▶ [OBJECTIVE]
Leaving out the pictures, transcribe all of the records faithfully.
--------------------------------------------------
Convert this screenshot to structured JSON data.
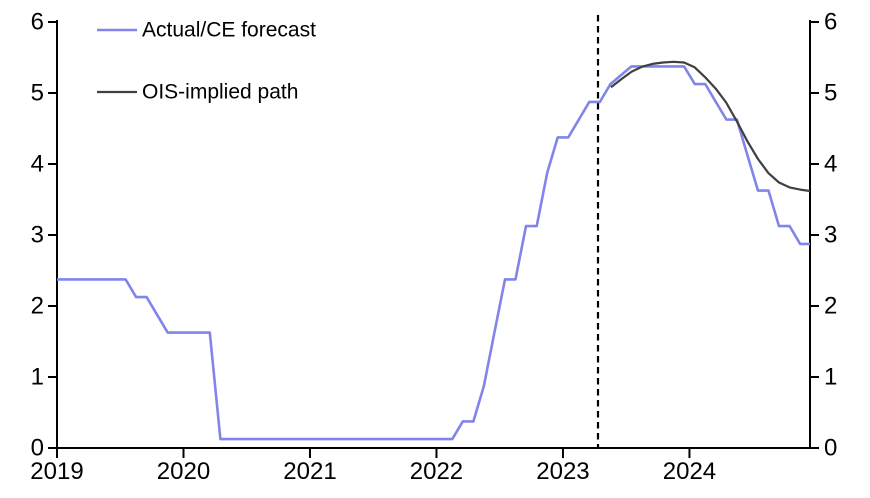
{
  "chart_data": {
    "type": "line",
    "title": "",
    "xlabel": "",
    "ylabel": "",
    "background": "#ffffff",
    "axis_color": "#000000",
    "grid": false,
    "legend_position": "top-left",
    "x_axis": {
      "range": [
        2019,
        2024.953
      ],
      "ticks": [
        2019,
        2020,
        2021,
        2022,
        2023,
        2024
      ],
      "tick_labels": [
        "2019",
        "2020",
        "2021",
        "2022",
        "2023",
        "2024"
      ]
    },
    "y_axis_left": {
      "range": [
        0,
        6
      ],
      "ticks": [
        0,
        1,
        2,
        3,
        4,
        5,
        6
      ],
      "tick_labels": [
        "0",
        "1",
        "2",
        "3",
        "4",
        "5",
        "6"
      ]
    },
    "y_axis_right": {
      "range": [
        0,
        6
      ],
      "ticks": [
        0,
        1,
        2,
        3,
        4,
        5,
        6
      ],
      "tick_labels": [
        "0",
        "1",
        "2",
        "3",
        "4",
        "5",
        "6"
      ]
    },
    "forecast_divider": {
      "x": 2023.277,
      "style": "dashed",
      "color": "#000000"
    },
    "series": [
      {
        "name": "Actual/CE forecast",
        "color": "#8185ea",
        "width": 2.6,
        "points": [
          [
            2019.0,
            2.375
          ],
          [
            2019.042,
            2.375
          ],
          [
            2019.125,
            2.375
          ],
          [
            2019.208,
            2.375
          ],
          [
            2019.292,
            2.375
          ],
          [
            2019.375,
            2.375
          ],
          [
            2019.458,
            2.375
          ],
          [
            2019.542,
            2.375
          ],
          [
            2019.625,
            2.125
          ],
          [
            2019.708,
            2.125
          ],
          [
            2019.792,
            1.875
          ],
          [
            2019.875,
            1.625
          ],
          [
            2019.958,
            1.625
          ],
          [
            2020.042,
            1.625
          ],
          [
            2020.125,
            1.625
          ],
          [
            2020.208,
            1.625
          ],
          [
            2020.292,
            0.125
          ],
          [
            2020.375,
            0.125
          ],
          [
            2020.458,
            0.125
          ],
          [
            2020.542,
            0.125
          ],
          [
            2020.625,
            0.125
          ],
          [
            2020.708,
            0.125
          ],
          [
            2020.792,
            0.125
          ],
          [
            2020.875,
            0.125
          ],
          [
            2020.958,
            0.125
          ],
          [
            2021.042,
            0.125
          ],
          [
            2021.125,
            0.125
          ],
          [
            2021.208,
            0.125
          ],
          [
            2021.292,
            0.125
          ],
          [
            2021.375,
            0.125
          ],
          [
            2021.458,
            0.125
          ],
          [
            2021.542,
            0.125
          ],
          [
            2021.625,
            0.125
          ],
          [
            2021.708,
            0.125
          ],
          [
            2021.792,
            0.125
          ],
          [
            2021.875,
            0.125
          ],
          [
            2021.958,
            0.125
          ],
          [
            2022.042,
            0.125
          ],
          [
            2022.125,
            0.125
          ],
          [
            2022.208,
            0.375
          ],
          [
            2022.292,
            0.375
          ],
          [
            2022.375,
            0.875
          ],
          [
            2022.458,
            1.625
          ],
          [
            2022.542,
            2.375
          ],
          [
            2022.625,
            2.375
          ],
          [
            2022.708,
            3.125
          ],
          [
            2022.792,
            3.125
          ],
          [
            2022.875,
            3.875
          ],
          [
            2022.958,
            4.375
          ],
          [
            2023.042,
            4.375
          ],
          [
            2023.125,
            4.625
          ],
          [
            2023.208,
            4.875
          ],
          [
            2023.292,
            4.875
          ],
          [
            2023.375,
            5.125
          ],
          [
            2023.458,
            5.25
          ],
          [
            2023.542,
            5.375
          ],
          [
            2023.625,
            5.375
          ],
          [
            2023.708,
            5.375
          ],
          [
            2023.792,
            5.375
          ],
          [
            2023.875,
            5.375
          ],
          [
            2023.958,
            5.375
          ],
          [
            2024.042,
            5.125
          ],
          [
            2024.125,
            5.125
          ],
          [
            2024.208,
            4.875
          ],
          [
            2024.292,
            4.625
          ],
          [
            2024.375,
            4.625
          ],
          [
            2024.458,
            4.125
          ],
          [
            2024.542,
            3.625
          ],
          [
            2024.625,
            3.625
          ],
          [
            2024.708,
            3.125
          ],
          [
            2024.792,
            3.125
          ],
          [
            2024.875,
            2.875
          ],
          [
            2024.953,
            2.875
          ]
        ]
      },
      {
        "name": "OIS-implied path",
        "color": "#404040",
        "width": 2.2,
        "points": [
          [
            2023.38,
            5.08
          ],
          [
            2023.458,
            5.19
          ],
          [
            2023.542,
            5.3
          ],
          [
            2023.625,
            5.37
          ],
          [
            2023.708,
            5.41
          ],
          [
            2023.792,
            5.43
          ],
          [
            2023.875,
            5.44
          ],
          [
            2023.958,
            5.43
          ],
          [
            2024.042,
            5.36
          ],
          [
            2024.125,
            5.22
          ],
          [
            2024.208,
            5.06
          ],
          [
            2024.292,
            4.86
          ],
          [
            2024.375,
            4.6
          ],
          [
            2024.458,
            4.32
          ],
          [
            2024.542,
            4.07
          ],
          [
            2024.625,
            3.87
          ],
          [
            2024.708,
            3.74
          ],
          [
            2024.792,
            3.67
          ],
          [
            2024.875,
            3.64
          ],
          [
            2024.953,
            3.62
          ]
        ]
      }
    ]
  }
}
--------------------------------------------------
▶ [EXPECTED ANSWER]
Convert this screenshot to structured JSON data.
{
  "chart_data": {
    "type": "line",
    "title": "",
    "xlabel": "",
    "ylabel": "",
    "background": "#ffffff",
    "axis_color": "#000000",
    "grid": false,
    "legend_position": "top-left",
    "x_axis": {
      "range": [
        2019,
        2024.953
      ],
      "ticks": [
        2019,
        2020,
        2021,
        2022,
        2023,
        2024
      ],
      "tick_labels": [
        "2019",
        "2020",
        "2021",
        "2022",
        "2023",
        "2024"
      ]
    },
    "y_axis_left": {
      "range": [
        0,
        6
      ],
      "ticks": [
        0,
        1,
        2,
        3,
        4,
        5,
        6
      ],
      "tick_labels": [
        "0",
        "1",
        "2",
        "3",
        "4",
        "5",
        "6"
      ]
    },
    "y_axis_right": {
      "range": [
        0,
        6
      ],
      "ticks": [
        0,
        1,
        2,
        3,
        4,
        5,
        6
      ],
      "tick_labels": [
        "0",
        "1",
        "2",
        "3",
        "4",
        "5",
        "6"
      ]
    },
    "forecast_divider": {
      "x": 2023.277,
      "style": "dashed",
      "color": "#000000"
    },
    "series": [
      {
        "name": "Actual/CE forecast",
        "color": "#8185ea",
        "width": 2.6,
        "points": [
          [
            2019.0,
            2.375
          ],
          [
            2019.042,
            2.375
          ],
          [
            2019.125,
            2.375
          ],
          [
            2019.208,
            2.375
          ],
          [
            2019.292,
            2.375
          ],
          [
            2019.375,
            2.375
          ],
          [
            2019.458,
            2.375
          ],
          [
            2019.542,
            2.375
          ],
          [
            2019.625,
            2.125
          ],
          [
            2019.708,
            2.125
          ],
          [
            2019.792,
            1.875
          ],
          [
            2019.875,
            1.625
          ],
          [
            2019.958,
            1.625
          ],
          [
            2020.042,
            1.625
          ],
          [
            2020.125,
            1.625
          ],
          [
            2020.208,
            1.625
          ],
          [
            2020.292,
            0.125
          ],
          [
            2020.375,
            0.125
          ],
          [
            2020.458,
            0.125
          ],
          [
            2020.542,
            0.125
          ],
          [
            2020.625,
            0.125
          ],
          [
            2020.708,
            0.125
          ],
          [
            2020.792,
            0.125
          ],
          [
            2020.875,
            0.125
          ],
          [
            2020.958,
            0.125
          ],
          [
            2021.042,
            0.125
          ],
          [
            2021.125,
            0.125
          ],
          [
            2021.208,
            0.125
          ],
          [
            2021.292,
            0.125
          ],
          [
            2021.375,
            0.125
          ],
          [
            2021.458,
            0.125
          ],
          [
            2021.542,
            0.125
          ],
          [
            2021.625,
            0.125
          ],
          [
            2021.708,
            0.125
          ],
          [
            2021.792,
            0.125
          ],
          [
            2021.875,
            0.125
          ],
          [
            2021.958,
            0.125
          ],
          [
            2022.042,
            0.125
          ],
          [
            2022.125,
            0.125
          ],
          [
            2022.208,
            0.375
          ],
          [
            2022.292,
            0.375
          ],
          [
            2022.375,
            0.875
          ],
          [
            2022.458,
            1.625
          ],
          [
            2022.542,
            2.375
          ],
          [
            2022.625,
            2.375
          ],
          [
            2022.708,
            3.125
          ],
          [
            2022.792,
            3.125
          ],
          [
            2022.875,
            3.875
          ],
          [
            2022.958,
            4.375
          ],
          [
            2023.042,
            4.375
          ],
          [
            2023.125,
            4.625
          ],
          [
            2023.208,
            4.875
          ],
          [
            2023.292,
            4.875
          ],
          [
            2023.375,
            5.125
          ],
          [
            2023.458,
            5.25
          ],
          [
            2023.542,
            5.375
          ],
          [
            2023.625,
            5.375
          ],
          [
            2023.708,
            5.375
          ],
          [
            2023.792,
            5.375
          ],
          [
            2023.875,
            5.375
          ],
          [
            2023.958,
            5.375
          ],
          [
            2024.042,
            5.125
          ],
          [
            2024.125,
            5.125
          ],
          [
            2024.208,
            4.875
          ],
          [
            2024.292,
            4.625
          ],
          [
            2024.375,
            4.625
          ],
          [
            2024.458,
            4.125
          ],
          [
            2024.542,
            3.625
          ],
          [
            2024.625,
            3.625
          ],
          [
            2024.708,
            3.125
          ],
          [
            2024.792,
            3.125
          ],
          [
            2024.875,
            2.875
          ],
          [
            2024.953,
            2.875
          ]
        ]
      },
      {
        "name": "OIS-implied path",
        "color": "#404040",
        "width": 2.2,
        "points": [
          [
            2023.38,
            5.08
          ],
          [
            2023.458,
            5.19
          ],
          [
            2023.542,
            5.3
          ],
          [
            2023.625,
            5.37
          ],
          [
            2023.708,
            5.41
          ],
          [
            2023.792,
            5.43
          ],
          [
            2023.875,
            5.44
          ],
          [
            2023.958,
            5.43
          ],
          [
            2024.042,
            5.36
          ],
          [
            2024.125,
            5.22
          ],
          [
            2024.208,
            5.06
          ],
          [
            2024.292,
            4.86
          ],
          [
            2024.375,
            4.6
          ],
          [
            2024.458,
            4.32
          ],
          [
            2024.542,
            4.07
          ],
          [
            2024.625,
            3.87
          ],
          [
            2024.708,
            3.74
          ],
          [
            2024.792,
            3.67
          ],
          [
            2024.875,
            3.64
          ],
          [
            2024.953,
            3.62
          ]
        ]
      }
    ]
  }
}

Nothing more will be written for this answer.